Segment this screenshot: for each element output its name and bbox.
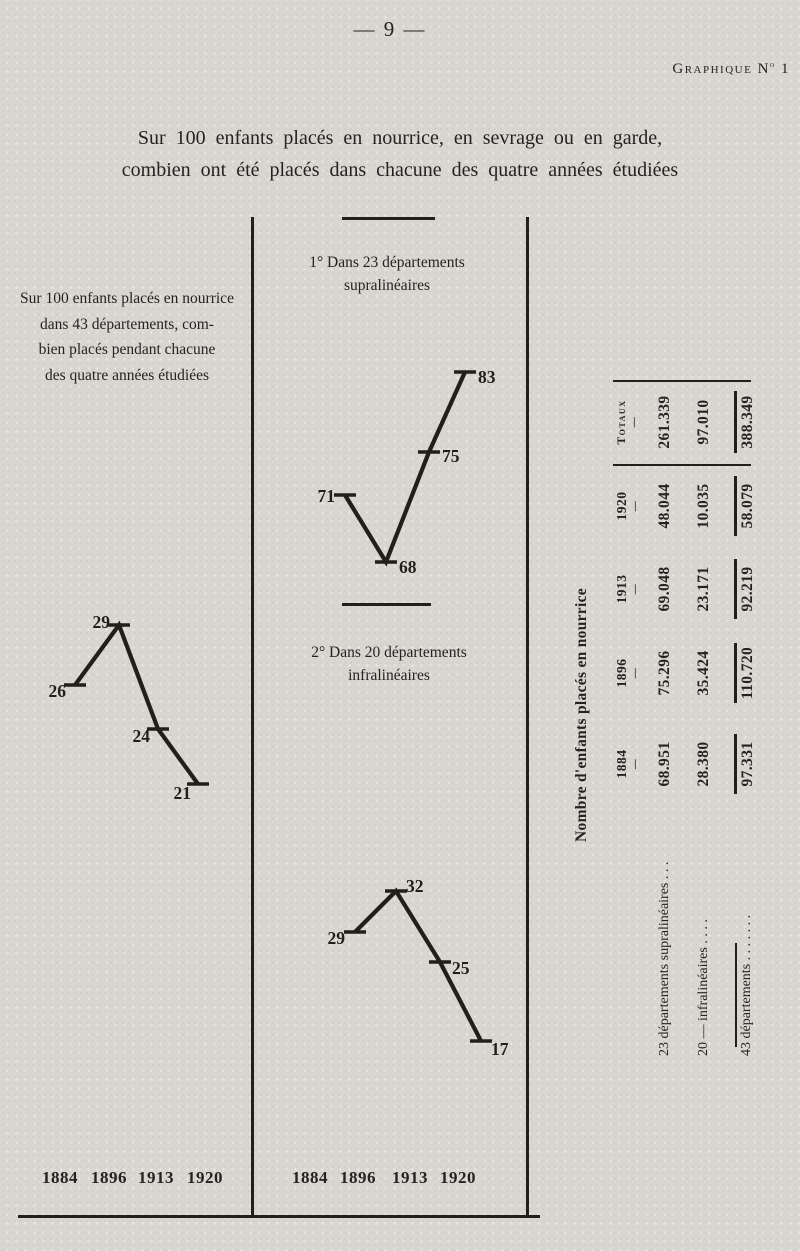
chart-line — [353, 887, 483, 1042]
col-header-text: 1896 — [613, 658, 629, 688]
header-dash: — — [628, 416, 640, 428]
data-point-label: 75 — [442, 446, 460, 466]
data-point-label: 26 — [49, 681, 67, 701]
x-axis-year-label: 1920 — [440, 1168, 476, 1187]
table-title: Nombre d'enfants placés en nourrice — [573, 588, 590, 842]
data-point-label: 17 — [491, 1039, 509, 1059]
value-cell: 69.048 — [655, 566, 673, 612]
total-cell: 58.079 — [723, 464, 767, 548]
sum-rule — [734, 391, 737, 453]
header-dash: — — [629, 758, 641, 770]
x-axis-year-label: 1896 — [340, 1168, 376, 1187]
value-cell-total: 261.339 — [655, 395, 673, 449]
total-value: 388.349 — [738, 395, 756, 449]
data-point-label: 29 — [328, 928, 346, 948]
data-point-label: 68 — [399, 557, 417, 577]
data-point-label: 32 — [406, 876, 424, 896]
data-point-label: 21 — [174, 783, 192, 803]
value-cell: 75.296 — [655, 650, 673, 696]
figure-caption-label: Graphique — [672, 61, 753, 77]
data-point-label: 71 — [318, 486, 336, 506]
chart-line — [343, 371, 467, 567]
header-dash: — — [629, 500, 641, 512]
col-header-1896: 1896— — [611, 630, 645, 716]
col-header-1884: 1884— — [611, 716, 645, 812]
total-cell: 97.331 — [723, 716, 767, 812]
chart1-caption-line1: 1° Dans 23 départements — [309, 254, 465, 271]
caption-line: dans 43 départements, com- — [40, 315, 214, 333]
chart2-caption-line2: infralinéaires — [348, 667, 430, 684]
sum-rule — [734, 943, 738, 1047]
col-header-1913: 1913— — [611, 548, 645, 630]
x-axis-year-label: 1913 — [392, 1168, 428, 1187]
total-value: 92.219 — [738, 566, 756, 612]
column-divider-right — [526, 217, 529, 1218]
col-header-text: Totaux — [615, 399, 628, 445]
x-axis-year-label: 1896 — [91, 1168, 127, 1187]
sum-rule — [734, 559, 737, 619]
page-number: — 9 — — [353, 17, 427, 41]
header-dash: — — [629, 583, 641, 595]
row-label-supralineaires: 23 départements supralinéaires . . . — [656, 861, 672, 1056]
total-cell: 92.219 — [723, 548, 767, 630]
data-point-label: 83 — [478, 367, 496, 387]
caption-line: bien placés pendant chacune — [38, 341, 216, 358]
value-cell: 35.424 — [694, 650, 712, 696]
col-header-1920: 1920— — [611, 464, 645, 548]
column-divider-left — [251, 217, 254, 1218]
sum-rule — [734, 643, 737, 703]
chart1-caption-line2: supralinéaires — [343, 277, 431, 294]
sum-rule — [734, 476, 737, 536]
value-cell: 68.951 — [655, 741, 673, 787]
x-axis-year-label: 1884 — [292, 1168, 328, 1187]
col-header-text: 1884 — [613, 749, 629, 779]
table-corner-cell — [611, 812, 645, 1060]
x-axis-year-label: 1884 — [42, 1168, 78, 1187]
row-label-infralineaires: 20 — infralinéaires . . . . — [695, 919, 711, 1056]
x-axis-year-label: 1913 — [138, 1168, 174, 1187]
value-cell-total: 97.010 — [694, 399, 712, 445]
section-rule-middle — [342, 603, 431, 606]
data-point-label: 24 — [133, 726, 151, 746]
total-value: 110.720 — [738, 646, 756, 700]
x-axis-year-label: 1920 — [187, 1168, 223, 1187]
total-cell: 110.720 — [723, 630, 767, 716]
chart2-caption: 2° Dans 20 départements infralinéaires — [280, 641, 498, 687]
value-cell: 10.035 — [694, 483, 712, 529]
figure-caption-number: 1 — [781, 61, 790, 77]
total-value: 58.079 — [738, 483, 756, 529]
main-title-line1: Sur 100 enfants placés en nourrice, en s… — [137, 127, 663, 149]
value-cell: 28.380 — [694, 741, 712, 787]
col-header-totaux: Totaux — — [611, 380, 645, 464]
figure-ordinal: No — [757, 59, 776, 77]
col-header-text: 1920 — [613, 491, 629, 521]
caption-line: des quatre années étudiées — [45, 366, 209, 384]
section-rule-top — [342, 217, 435, 220]
value-cell: 23.171 — [694, 566, 712, 612]
total-cell: 388.349 — [723, 380, 767, 464]
main-title-line2: combien ont été placés dans chacune des … — [121, 159, 679, 181]
data-point-label: 29 — [93, 612, 111, 632]
row-label-total: 43 départements . . . . . . . — [723, 812, 767, 1060]
chart2-caption-line1: 2° Dans 20 départements — [311, 644, 467, 661]
rotated-data-table: Nombre d'enfants placés en nourrice 1884… — [573, 380, 800, 1060]
row-label-text: 43 départements . . . . . . . — [739, 914, 755, 1056]
total-value: 97.331 — [738, 741, 756, 787]
data-point-label: 25 — [452, 958, 470, 978]
chart-line — [73, 620, 200, 786]
chart1-caption: 1° Dans 23 départements supralinéaires — [278, 251, 496, 297]
col-header-text: 1913 — [613, 574, 629, 604]
baseline-rule — [18, 1215, 540, 1218]
caption-line: Sur 100 enfants placés en nourrice — [20, 290, 234, 307]
header-dash: — — [629, 667, 641, 679]
table-grid: 1884— 1896— 1913— 1920— Totaux — 23 dépar… — [611, 380, 767, 1060]
value-cell: 48.044 — [655, 483, 673, 529]
sum-rule — [734, 734, 737, 794]
left-chart-caption: Sur 100 enfants placés en nourrice dans … — [16, 286, 238, 388]
ordinal-sup: o — [769, 59, 776, 69]
figure-caption: Graphique No 1 — [672, 59, 790, 78]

Directions – In the rows, substitute "header-rule" for "header-dash" throughout the span that opens with the line containing "chart-line — [353, 887, 483, 1042]" and closes with the line containing "data-point-label: 17 — [491, 1039, 509, 1059]". Output only those lines, otherwise unchanged.

Task output –
chart-line — [353, 887, 483, 1042]
col-header-text: 1896 — [613, 658, 629, 688]
header-rule: — — [628, 416, 640, 428]
data-point-label: 75 — [442, 446, 460, 466]
data-point-label: 26 — [49, 681, 67, 701]
x-axis-year-label: 1920 — [440, 1168, 476, 1187]
table-title: Nombre d'enfants placés en nourrice — [573, 588, 590, 842]
data-point-label: 17 — [491, 1039, 509, 1059]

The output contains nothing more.